Report all lines from the entries below in which "date" appears.

========================================

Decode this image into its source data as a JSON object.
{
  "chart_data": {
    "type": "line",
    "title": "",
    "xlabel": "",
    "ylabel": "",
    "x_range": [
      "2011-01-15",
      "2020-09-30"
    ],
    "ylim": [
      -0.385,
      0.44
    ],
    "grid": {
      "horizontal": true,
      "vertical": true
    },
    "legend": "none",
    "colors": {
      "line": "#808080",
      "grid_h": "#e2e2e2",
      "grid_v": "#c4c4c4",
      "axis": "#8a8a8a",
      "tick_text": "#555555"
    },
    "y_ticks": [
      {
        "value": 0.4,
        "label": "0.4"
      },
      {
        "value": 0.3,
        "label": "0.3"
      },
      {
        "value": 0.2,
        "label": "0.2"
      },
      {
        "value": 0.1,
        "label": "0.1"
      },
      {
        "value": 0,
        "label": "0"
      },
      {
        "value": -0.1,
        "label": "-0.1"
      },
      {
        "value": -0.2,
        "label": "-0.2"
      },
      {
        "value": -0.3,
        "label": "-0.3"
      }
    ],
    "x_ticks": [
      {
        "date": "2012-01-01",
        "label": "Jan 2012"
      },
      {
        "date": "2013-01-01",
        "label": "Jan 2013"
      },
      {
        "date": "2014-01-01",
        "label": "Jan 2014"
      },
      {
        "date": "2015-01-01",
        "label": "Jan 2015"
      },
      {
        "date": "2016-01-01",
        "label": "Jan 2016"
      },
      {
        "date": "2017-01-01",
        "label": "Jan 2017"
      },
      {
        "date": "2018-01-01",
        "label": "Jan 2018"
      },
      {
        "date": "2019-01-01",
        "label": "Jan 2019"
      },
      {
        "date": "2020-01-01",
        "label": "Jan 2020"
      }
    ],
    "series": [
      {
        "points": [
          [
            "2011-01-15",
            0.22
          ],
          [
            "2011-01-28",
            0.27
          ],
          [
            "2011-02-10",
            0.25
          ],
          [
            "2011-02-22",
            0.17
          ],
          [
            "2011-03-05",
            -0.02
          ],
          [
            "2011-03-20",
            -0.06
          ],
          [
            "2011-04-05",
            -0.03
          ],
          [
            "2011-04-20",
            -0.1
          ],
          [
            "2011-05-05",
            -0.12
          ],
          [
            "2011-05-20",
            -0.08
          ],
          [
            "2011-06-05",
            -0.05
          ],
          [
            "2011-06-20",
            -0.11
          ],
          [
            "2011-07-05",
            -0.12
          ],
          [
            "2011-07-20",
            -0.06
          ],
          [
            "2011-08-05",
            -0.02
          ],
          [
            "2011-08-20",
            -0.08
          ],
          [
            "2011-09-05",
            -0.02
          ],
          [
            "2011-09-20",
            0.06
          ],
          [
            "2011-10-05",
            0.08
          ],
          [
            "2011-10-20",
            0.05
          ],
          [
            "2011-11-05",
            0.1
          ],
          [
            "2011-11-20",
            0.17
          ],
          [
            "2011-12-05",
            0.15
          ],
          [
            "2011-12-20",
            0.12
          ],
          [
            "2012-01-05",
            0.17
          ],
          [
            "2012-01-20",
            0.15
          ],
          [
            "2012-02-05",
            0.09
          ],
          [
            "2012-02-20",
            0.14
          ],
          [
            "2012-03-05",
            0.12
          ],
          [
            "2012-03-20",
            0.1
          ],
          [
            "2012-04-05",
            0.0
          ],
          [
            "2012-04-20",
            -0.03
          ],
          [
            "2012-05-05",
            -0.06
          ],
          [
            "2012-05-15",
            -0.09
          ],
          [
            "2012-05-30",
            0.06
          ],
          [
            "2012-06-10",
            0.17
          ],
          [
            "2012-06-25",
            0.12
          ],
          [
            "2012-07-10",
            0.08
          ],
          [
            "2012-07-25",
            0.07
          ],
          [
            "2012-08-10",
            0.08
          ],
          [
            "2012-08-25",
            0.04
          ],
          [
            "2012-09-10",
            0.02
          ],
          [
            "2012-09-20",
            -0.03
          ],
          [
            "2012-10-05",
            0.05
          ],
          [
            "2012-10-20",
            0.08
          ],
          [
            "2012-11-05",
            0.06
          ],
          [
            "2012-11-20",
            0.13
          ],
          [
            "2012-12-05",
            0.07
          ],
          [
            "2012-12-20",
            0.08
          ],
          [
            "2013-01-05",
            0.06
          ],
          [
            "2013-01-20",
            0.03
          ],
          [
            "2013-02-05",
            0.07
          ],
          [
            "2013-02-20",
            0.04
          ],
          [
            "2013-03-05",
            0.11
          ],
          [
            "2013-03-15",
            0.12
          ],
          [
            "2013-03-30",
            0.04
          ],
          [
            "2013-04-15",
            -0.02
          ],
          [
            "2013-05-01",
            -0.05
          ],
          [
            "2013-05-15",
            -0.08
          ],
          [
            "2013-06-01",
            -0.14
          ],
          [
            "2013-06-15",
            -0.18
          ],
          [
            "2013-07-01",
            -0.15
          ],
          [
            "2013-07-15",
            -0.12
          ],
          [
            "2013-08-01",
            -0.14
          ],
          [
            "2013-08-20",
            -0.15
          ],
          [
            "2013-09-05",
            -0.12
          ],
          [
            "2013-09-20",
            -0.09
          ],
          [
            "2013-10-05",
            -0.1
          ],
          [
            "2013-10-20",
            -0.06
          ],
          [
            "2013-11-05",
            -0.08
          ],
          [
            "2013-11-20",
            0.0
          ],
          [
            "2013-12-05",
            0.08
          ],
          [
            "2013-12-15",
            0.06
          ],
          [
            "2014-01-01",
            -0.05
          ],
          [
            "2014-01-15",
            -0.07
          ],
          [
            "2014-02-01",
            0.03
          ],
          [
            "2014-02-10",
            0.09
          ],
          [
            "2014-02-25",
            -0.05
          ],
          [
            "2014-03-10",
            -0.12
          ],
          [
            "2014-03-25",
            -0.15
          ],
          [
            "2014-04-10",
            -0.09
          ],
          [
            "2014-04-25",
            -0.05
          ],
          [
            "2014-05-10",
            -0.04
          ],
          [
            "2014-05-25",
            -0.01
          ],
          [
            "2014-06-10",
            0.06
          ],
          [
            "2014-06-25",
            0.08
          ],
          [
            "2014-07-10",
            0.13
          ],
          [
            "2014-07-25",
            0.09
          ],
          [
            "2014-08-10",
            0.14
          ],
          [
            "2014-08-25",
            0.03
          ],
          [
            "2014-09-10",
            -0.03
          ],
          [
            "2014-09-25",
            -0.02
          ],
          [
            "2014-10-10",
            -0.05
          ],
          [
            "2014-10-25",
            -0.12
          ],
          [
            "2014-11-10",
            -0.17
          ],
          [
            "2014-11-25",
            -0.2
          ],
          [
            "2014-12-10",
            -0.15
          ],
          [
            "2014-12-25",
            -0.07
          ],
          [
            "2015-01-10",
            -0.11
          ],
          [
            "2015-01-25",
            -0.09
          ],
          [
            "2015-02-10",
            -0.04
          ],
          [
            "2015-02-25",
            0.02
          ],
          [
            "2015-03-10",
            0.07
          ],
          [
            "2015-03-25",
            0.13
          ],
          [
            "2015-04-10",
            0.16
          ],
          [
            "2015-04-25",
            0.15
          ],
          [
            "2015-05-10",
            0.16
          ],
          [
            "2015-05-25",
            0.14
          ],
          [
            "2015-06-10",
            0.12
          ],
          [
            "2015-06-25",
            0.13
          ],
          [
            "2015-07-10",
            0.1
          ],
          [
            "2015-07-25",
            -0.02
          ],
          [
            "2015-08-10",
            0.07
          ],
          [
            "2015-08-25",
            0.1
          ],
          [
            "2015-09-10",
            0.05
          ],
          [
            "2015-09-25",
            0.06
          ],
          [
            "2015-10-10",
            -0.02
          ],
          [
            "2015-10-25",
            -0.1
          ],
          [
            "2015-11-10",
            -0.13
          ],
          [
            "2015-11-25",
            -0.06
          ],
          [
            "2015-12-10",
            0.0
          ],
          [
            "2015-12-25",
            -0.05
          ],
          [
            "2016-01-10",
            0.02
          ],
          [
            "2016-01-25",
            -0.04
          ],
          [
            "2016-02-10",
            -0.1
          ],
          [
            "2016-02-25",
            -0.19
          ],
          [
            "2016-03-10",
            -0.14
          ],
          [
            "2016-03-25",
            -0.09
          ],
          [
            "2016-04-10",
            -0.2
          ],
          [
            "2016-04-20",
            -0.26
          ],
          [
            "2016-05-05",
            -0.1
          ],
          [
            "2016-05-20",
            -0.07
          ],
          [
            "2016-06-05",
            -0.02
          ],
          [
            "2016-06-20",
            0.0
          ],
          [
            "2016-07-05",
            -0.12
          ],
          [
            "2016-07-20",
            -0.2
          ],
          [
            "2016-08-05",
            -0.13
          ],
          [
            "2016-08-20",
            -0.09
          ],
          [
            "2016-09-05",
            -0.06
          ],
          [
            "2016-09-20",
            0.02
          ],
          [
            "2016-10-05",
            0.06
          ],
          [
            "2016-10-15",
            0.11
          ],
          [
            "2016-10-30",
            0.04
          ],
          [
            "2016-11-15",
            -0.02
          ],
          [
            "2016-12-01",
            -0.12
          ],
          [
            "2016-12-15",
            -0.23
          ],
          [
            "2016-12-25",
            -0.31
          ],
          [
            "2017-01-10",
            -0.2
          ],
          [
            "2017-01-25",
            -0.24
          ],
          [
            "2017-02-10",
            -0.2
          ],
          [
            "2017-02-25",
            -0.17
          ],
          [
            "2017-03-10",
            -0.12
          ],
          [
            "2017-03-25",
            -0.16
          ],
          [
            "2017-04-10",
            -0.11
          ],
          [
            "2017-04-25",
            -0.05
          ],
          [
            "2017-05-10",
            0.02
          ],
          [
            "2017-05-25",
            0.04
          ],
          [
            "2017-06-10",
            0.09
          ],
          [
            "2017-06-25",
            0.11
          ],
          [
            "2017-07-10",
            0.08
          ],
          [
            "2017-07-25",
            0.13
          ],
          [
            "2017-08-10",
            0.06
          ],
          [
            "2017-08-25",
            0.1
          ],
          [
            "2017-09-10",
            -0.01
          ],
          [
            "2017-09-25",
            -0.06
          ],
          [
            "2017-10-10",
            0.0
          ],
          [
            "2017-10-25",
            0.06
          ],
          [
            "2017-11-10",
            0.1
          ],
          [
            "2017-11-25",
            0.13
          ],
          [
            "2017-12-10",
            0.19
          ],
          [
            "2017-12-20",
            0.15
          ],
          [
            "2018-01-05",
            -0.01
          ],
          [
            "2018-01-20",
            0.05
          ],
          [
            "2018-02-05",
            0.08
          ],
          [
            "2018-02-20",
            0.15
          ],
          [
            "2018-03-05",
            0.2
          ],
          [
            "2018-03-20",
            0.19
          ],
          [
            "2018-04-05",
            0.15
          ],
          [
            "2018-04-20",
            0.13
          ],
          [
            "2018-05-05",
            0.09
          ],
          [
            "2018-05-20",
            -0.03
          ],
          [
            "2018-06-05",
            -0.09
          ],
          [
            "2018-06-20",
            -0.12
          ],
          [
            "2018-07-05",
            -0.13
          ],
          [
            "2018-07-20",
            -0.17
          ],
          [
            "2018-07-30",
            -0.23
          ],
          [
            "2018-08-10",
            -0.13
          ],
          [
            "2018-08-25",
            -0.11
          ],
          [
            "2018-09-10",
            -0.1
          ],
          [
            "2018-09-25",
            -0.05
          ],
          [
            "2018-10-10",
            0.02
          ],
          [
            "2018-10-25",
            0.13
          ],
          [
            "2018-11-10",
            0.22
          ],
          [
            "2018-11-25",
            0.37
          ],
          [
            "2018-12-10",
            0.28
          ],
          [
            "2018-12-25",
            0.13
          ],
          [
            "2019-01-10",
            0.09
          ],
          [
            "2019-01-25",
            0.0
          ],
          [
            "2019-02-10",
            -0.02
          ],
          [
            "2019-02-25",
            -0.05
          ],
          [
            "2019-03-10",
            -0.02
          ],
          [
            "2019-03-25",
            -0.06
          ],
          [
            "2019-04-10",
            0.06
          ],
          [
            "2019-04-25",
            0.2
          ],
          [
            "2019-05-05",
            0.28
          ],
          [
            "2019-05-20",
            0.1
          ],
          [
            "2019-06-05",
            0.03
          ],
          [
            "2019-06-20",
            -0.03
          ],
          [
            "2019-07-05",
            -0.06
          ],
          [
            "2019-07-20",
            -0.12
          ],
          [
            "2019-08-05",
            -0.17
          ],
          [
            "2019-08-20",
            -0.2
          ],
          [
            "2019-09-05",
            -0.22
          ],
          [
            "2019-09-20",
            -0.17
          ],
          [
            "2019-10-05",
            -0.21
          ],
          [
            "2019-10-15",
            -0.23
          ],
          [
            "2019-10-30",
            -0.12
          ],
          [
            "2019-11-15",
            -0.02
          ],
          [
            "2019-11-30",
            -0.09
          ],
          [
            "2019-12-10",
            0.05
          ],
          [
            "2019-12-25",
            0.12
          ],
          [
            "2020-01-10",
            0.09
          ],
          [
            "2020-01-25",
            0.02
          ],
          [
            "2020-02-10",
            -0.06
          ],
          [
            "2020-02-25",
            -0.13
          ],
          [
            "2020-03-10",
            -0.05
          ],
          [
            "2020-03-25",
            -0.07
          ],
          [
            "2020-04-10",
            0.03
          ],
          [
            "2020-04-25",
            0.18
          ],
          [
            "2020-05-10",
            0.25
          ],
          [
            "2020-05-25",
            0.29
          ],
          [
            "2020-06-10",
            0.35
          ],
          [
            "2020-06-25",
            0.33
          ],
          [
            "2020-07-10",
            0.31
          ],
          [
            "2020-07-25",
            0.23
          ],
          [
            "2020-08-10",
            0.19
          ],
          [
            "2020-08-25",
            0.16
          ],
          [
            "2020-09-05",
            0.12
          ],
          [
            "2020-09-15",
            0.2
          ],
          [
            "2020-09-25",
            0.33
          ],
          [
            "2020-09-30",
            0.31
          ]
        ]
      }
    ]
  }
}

========================================

FULL SOLUTION:
        "date": "2012-01-01",
        "date": "2013-01-01",
        "date": "2014-01-01",
        "date": "2015-01-01",
        "date": "2016-01-01",
        "date": "2017-01-01",
        "date": "2018-01-01",
        "date": "2019-01-01",
        "date": "2020-01-01",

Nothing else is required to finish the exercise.